# SUPPLIED ENTRIES start

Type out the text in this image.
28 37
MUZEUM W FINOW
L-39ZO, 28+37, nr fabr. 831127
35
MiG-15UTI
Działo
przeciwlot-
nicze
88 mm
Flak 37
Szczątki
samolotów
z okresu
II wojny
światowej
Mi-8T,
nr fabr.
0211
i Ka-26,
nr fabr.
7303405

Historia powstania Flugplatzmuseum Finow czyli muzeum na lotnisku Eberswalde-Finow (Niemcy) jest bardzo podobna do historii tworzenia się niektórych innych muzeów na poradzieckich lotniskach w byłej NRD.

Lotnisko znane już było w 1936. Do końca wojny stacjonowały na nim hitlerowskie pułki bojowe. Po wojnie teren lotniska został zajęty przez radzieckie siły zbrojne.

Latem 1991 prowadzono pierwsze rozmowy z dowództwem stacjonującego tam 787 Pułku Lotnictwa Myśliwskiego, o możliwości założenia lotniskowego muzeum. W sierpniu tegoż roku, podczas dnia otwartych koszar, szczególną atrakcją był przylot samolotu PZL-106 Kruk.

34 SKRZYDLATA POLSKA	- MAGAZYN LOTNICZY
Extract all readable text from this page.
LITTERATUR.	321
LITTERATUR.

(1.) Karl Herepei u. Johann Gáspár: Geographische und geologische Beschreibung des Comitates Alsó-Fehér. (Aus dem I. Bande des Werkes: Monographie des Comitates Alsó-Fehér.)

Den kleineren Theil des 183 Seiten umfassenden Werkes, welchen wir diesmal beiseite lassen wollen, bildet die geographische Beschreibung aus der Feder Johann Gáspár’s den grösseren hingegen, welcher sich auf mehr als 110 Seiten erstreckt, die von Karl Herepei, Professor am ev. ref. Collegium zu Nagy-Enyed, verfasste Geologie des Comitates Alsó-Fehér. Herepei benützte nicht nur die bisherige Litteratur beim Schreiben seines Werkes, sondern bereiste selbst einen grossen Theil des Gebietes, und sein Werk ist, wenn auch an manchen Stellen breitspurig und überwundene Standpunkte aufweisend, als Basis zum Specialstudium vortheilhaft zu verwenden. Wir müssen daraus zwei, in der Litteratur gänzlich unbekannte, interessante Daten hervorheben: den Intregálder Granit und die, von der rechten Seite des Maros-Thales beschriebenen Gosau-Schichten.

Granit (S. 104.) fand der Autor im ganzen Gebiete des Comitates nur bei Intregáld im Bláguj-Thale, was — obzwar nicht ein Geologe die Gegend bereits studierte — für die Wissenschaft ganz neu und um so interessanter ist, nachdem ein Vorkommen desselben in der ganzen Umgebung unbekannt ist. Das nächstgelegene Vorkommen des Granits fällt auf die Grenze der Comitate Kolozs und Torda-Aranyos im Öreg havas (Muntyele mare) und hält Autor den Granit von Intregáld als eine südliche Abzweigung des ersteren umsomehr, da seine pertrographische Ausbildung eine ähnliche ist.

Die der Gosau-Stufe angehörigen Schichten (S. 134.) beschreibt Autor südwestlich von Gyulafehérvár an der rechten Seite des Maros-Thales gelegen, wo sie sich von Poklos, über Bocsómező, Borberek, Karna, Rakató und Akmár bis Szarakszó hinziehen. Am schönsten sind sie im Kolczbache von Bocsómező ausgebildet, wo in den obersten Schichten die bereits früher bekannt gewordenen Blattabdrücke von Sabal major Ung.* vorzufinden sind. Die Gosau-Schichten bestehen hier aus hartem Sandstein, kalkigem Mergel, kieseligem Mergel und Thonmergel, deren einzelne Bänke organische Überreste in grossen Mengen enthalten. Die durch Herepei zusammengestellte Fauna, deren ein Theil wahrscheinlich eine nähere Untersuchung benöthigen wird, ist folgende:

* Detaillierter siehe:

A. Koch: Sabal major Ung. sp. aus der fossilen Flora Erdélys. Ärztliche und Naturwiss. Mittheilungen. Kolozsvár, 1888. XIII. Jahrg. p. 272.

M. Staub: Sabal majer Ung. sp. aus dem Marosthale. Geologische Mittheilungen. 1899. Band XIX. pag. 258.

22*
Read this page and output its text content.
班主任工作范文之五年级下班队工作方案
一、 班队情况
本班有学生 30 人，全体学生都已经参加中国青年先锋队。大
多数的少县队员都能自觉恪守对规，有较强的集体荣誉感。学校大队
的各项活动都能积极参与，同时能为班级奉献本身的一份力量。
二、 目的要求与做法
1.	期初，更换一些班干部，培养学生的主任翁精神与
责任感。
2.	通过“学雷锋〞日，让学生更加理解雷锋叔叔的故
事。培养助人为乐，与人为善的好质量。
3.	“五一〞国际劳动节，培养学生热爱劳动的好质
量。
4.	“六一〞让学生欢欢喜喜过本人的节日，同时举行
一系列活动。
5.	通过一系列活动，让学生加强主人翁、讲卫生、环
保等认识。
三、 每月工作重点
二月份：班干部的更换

# SUPPLIED ENTRIES end

WHAT TO PRODUCE — Each line in the listing above that contains "text" should be copied.

RESULT OF THIS EXERCISE —
Type out the text in this image.
Extract all readable text from this page.
Read this page and output its text content.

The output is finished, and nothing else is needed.